Can you retype every record below exactly as written?
-- Start Provided entries --
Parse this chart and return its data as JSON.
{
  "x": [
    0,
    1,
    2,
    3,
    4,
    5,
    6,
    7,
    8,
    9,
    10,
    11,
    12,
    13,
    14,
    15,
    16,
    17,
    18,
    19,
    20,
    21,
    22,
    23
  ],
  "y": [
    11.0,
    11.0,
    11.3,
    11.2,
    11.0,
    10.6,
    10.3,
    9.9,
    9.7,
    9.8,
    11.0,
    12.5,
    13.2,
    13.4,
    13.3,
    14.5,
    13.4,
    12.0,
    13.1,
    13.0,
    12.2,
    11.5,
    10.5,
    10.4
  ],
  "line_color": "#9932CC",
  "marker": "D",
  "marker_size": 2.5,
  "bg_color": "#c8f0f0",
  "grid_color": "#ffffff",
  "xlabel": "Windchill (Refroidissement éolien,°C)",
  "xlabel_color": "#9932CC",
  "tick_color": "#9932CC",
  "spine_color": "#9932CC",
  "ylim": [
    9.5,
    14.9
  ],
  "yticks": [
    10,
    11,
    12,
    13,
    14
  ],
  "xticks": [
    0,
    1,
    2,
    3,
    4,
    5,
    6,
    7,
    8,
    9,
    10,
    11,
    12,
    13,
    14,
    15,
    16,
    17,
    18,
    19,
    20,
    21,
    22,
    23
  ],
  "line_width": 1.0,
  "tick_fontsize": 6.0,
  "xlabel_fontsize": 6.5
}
-- End Provided entries --
■ Task solution
Parse this chart and return its data as JSON.
{
  "x": [
    0,
    1,
    2,
    3,
    4,
    5,
    6,
    7,
    8,
    9,
    10,
    11,
    12,
    13,
    14,
    15,
    16,
    17,
    18,
    19,
    20,
    21,
    22,
    23
  ],
  "y": [
    11.0,
    11.0,
    11.3,
    11.2,
    11.0,
    10.6,
    10.3,
    9.9,
    9.7,
    9.8,
    11.0,
    12.5,
    13.2,
    13.4,
    13.3,
    14.5,
    13.4,
    12.0,
    13.1,
    13.0,
    12.2,
    11.5,
    10.5,
    10.4
  ],
  "line_color": "#9932CC",
  "marker": "D",
  "marker_size": 2.5,
  "bg_color": "#c8f0f0",
  "grid_color": "#ffffff",
  "xlabel": "Windchill (Refroidissement éolien,°C)",
  "xlabel_color": "#9932CC",
  "tick_color": "#9932CC",
  "spine_color": "#9932CC",
  "ylim": [
    9.5,
    14.9
  ],
  "yticks": [
    10,
    11,
    12,
    13,
    14
  ],
  "xticks": [
    0,
    1,
    2,
    3,
    4,
    5,
    6,
    7,
    8,
    9,
    10,
    11,
    12,
    13,
    14,
    15,
    16,
    17,
    18,
    19,
    20,
    21,
    22,
    23
  ],
  "line_width": 1.0,
  "tick_fontsize": 6.0,
  "xlabel_fontsize": 6.5
}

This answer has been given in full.